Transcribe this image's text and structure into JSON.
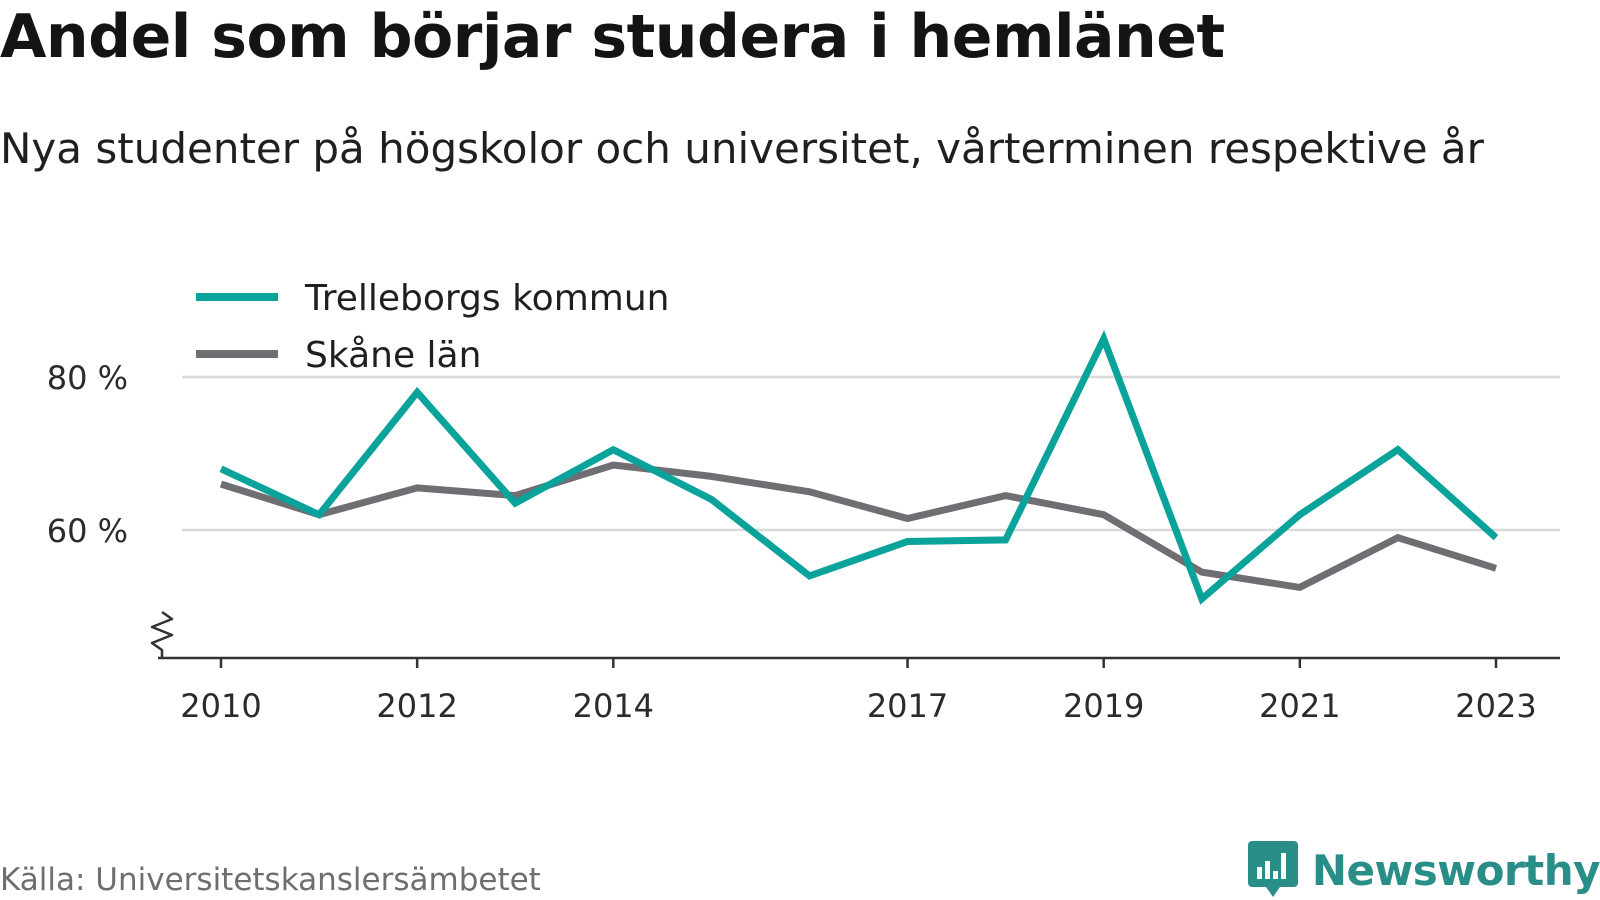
{
  "header": {
    "title": "Andel som börjar studera i hemlänet",
    "subtitle": "Nya studenter på högskolor och universitet, vårterminen respektive år"
  },
  "footer": {
    "source": "Källa: Universitetskanslersämbetet",
    "brand": "Newsworthy",
    "brand_icon": "bar-chart-speech-bubble-icon"
  },
  "colors": {
    "trelleborg": "#0aa39b",
    "skane": "#6e6e73",
    "grid": "#d9d9d9",
    "axis": "#333333",
    "brand": "#2a8e88"
  },
  "chart_data": {
    "type": "line",
    "x": [
      2010,
      2011,
      2012,
      2013,
      2014,
      2015,
      2016,
      2017,
      2018,
      2019,
      2020,
      2021,
      2022,
      2023
    ],
    "x_tick_labels": [
      "2010",
      "2012",
      "2014",
      "2017",
      "2019",
      "2021",
      "2023"
    ],
    "y_tick_labels": [
      "60 %",
      "80 %"
    ],
    "y_ticks": [
      60,
      80
    ],
    "ylim": [
      44,
      84
    ],
    "y_axis_break": true,
    "grid": true,
    "legend_position": "top-left",
    "series": [
      {
        "name": "Trelleborgs kommun",
        "values": [
          68,
          62,
          78,
          63.5,
          70.5,
          64,
          54,
          58.5,
          58.7,
          85,
          51,
          62,
          70.5,
          59
        ]
      },
      {
        "name": "Skåne län",
        "values": [
          66,
          62,
          65.5,
          64.5,
          68.5,
          67,
          65,
          61.5,
          64.5,
          62,
          54.5,
          52.5,
          59,
          55
        ]
      }
    ]
  }
}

GIVEN INSTRUCTION:
Copy out the entries verbatim and leave the images out.

ANSWER TO THIS EXERCISE:
Transcribe this image's text and structure into JSON.
{
  "header": {
    "title": "Andel som börjar studera i hemlänet",
    "subtitle": "Nya studenter på högskolor och universitet, vårterminen respektive år"
  },
  "footer": {
    "source": "Källa: Universitetskanslersämbetet",
    "brand": "Newsworthy",
    "brand_icon": "bar-chart-speech-bubble-icon"
  },
  "colors": {
    "trelleborg": "#0aa39b",
    "skane": "#6e6e73",
    "grid": "#d9d9d9",
    "axis": "#333333",
    "brand": "#2a8e88"
  },
  "chart_data": {
    "type": "line",
    "x": [
      2010,
      2011,
      2012,
      2013,
      2014,
      2015,
      2016,
      2017,
      2018,
      2019,
      2020,
      2021,
      2022,
      2023
    ],
    "x_tick_labels": [
      "2010",
      "2012",
      "2014",
      "2017",
      "2019",
      "2021",
      "2023"
    ],
    "y_tick_labels": [
      "60 %",
      "80 %"
    ],
    "y_ticks": [
      60,
      80
    ],
    "ylim": [
      44,
      84
    ],
    "y_axis_break": true,
    "grid": true,
    "legend_position": "top-left",
    "series": [
      {
        "name": "Trelleborgs kommun",
        "values": [
          68,
          62,
          78,
          63.5,
          70.5,
          64,
          54,
          58.5,
          58.7,
          85,
          51,
          62,
          70.5,
          59
        ]
      },
      {
        "name": "Skåne län",
        "values": [
          66,
          62,
          65.5,
          64.5,
          68.5,
          67,
          65,
          61.5,
          64.5,
          62,
          54.5,
          52.5,
          59,
          55
        ]
      }
    ]
  }
}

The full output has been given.